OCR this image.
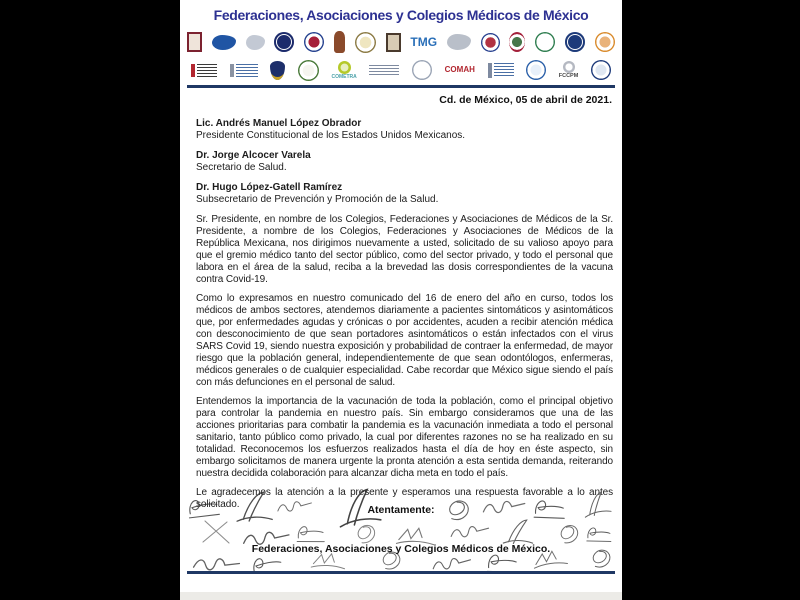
Federaciones, Asociaciones y Colegios Médicos de México
TMG
COMETRA
COMAH
FCCPM
Cd. de México, 05 de abril de 2021.
Lic. Andrés Manuel López Obrador
Presidente Constitucional de los Estados Unidos Mexicanos.
Dr. Jorge Alcocer Varela
Secretario de Salud.
Dr. Hugo López-Gatell Ramírez
Subsecretario de Prevención y Promoción de la Salud.

Sr. Presidente, en nombre de los Colegios, Federaciones y Asociaciones de Médicos de la Sr. Presidente, a nombre de los Colegios, Federaciones y Asociaciones de Médicos de la República Mexicana, nos dirigimos nuevamente a usted, solicitado de su valioso apoyo para que el gremio médico tanto del sector público, como del sector privado, y todo el personal que labora en el área de la salud, reciba a la brevedad las dosis correspondientes de la vacuna contra Covid-19.

Como lo expresamos en nuestro comunicado del 16 de enero del año en curso, todos los médicos de ambos sectores, atendemos diariamente a pacientes sintomáticos y asintomáticos que, por enfermedades agudas y crónicas o por accidentes, acuden a recibir atención médica con desconocimiento de que sean portadores asintomáticos o están infectados con el virus SARS Covid 19, siendo nuestra exposición y probabilidad de contraer la enfermedad, de mayor riesgo que la población general, independientemente de que sean odontólogos, enfermeras, médicos generales o de cualquier especialidad. Cabe recordar que México sigue siendo el país con más defunciones en el personal de salud.

Entendemos la importancia de la vacunación de toda la población, como el principal objetivo para controlar la pandemia en nuestro país. Sin embargo consideramos que una de las acciones prioritarias para combatir la pandemia es la vacunación inmediata a todo el personal sanitario, tanto público como privado, la cual por diferentes razones no se ha realizado en su totalidad. Reconocemos los esfuerzos realizados hasta el día de hoy en éste aspecto, sin embargo solicitamos de manera urgente la pronta atención a esta sentida demanda, reiterando nuestra decidida colaboración para alcanzar dicha meta en todo el país.

Le agradecemos la atención a la presente y esperamos una respuesta favorable a lo antes solicitado.	Atentamente:
Federaciones, Asociaciones y Colegios Médicos de México.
+--
:: The problem ::
Please filter the entries for the word "solicitado" and copy the lines that have it.

:: Your response ::
Sr. Presidente, en nombre de los Colegios, Federaciones y Asociaciones de Médicos de la Sr. Presidente, a nombre de los Colegios, Federaciones y Asociaciones de Médicos de la República Mexicana, nos dirigimos nuevamente a usted, solicitado de su valioso apoyo para que el gremio médico tanto del sector público, como del sector privado, y todo el personal que labora en el área de la salud, reciba a la brevedad las dosis correspondientes de la vacuna contra Covid-19.
Le agradecemos la atención a la presente y esperamos una respuesta favorable a lo antes solicitado.	Atentamente:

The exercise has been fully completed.